(Source data)
══════

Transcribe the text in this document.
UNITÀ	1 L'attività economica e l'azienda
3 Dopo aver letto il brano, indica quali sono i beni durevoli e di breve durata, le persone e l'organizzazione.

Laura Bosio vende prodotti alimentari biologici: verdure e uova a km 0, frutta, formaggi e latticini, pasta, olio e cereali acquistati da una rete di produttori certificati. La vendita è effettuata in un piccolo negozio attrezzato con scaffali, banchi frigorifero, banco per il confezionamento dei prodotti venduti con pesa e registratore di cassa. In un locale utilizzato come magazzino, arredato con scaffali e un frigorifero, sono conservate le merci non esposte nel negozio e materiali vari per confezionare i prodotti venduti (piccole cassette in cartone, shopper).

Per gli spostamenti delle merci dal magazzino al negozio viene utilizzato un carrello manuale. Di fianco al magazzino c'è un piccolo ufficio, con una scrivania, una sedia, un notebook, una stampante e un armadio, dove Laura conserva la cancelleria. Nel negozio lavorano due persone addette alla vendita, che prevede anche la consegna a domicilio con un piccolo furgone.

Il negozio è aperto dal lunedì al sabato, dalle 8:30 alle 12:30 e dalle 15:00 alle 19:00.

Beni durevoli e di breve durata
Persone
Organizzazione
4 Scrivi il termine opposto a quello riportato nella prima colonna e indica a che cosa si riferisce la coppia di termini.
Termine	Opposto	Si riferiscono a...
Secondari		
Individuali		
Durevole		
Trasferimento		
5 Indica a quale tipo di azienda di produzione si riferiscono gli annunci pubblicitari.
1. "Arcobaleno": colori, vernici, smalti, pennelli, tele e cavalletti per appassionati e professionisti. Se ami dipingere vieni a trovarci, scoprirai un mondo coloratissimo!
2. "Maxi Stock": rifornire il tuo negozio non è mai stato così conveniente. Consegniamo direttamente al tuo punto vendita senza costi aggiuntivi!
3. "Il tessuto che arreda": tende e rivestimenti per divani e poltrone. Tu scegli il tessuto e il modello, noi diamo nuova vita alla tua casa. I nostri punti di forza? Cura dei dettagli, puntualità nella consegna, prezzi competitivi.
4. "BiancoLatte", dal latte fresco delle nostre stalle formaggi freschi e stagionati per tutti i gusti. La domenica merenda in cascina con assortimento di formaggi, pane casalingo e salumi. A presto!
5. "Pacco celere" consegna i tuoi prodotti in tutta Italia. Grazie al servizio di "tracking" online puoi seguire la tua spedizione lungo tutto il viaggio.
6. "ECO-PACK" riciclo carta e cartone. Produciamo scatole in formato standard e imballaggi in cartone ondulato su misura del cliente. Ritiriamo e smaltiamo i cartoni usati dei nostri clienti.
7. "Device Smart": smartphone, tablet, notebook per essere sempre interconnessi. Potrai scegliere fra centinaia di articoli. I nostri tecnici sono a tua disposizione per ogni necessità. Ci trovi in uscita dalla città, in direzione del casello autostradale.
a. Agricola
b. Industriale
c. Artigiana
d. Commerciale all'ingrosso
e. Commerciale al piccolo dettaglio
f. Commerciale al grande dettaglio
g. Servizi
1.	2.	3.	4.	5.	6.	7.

══════

**Stated exercise:**
Above are the records. Copy every line in them holding "notebook".

**Result of the exercise:**
Per gli spostamenti delle merci dal magazzino al negozio viene utilizzato un carrello manuale. Di fianco al magazzino c'è un piccolo ufficio, con una scrivania, una sedia, un notebook, una stampante e un armadio, dove Laura conserva la cancelleria. Nel negozio lavorano due persone addette alla vendita, che prevede anche la consegna a domicilio con un piccolo furgone.
7. "Device Smart": smartphone, tablet, notebook per essere sempre interconnessi. Potrai scegliere fra centinaia di articoli. I nostri tecnici sono a tua disposizione per ogni necessità. Ci trovi in uscita dalla città, in direzione del casello autostradale.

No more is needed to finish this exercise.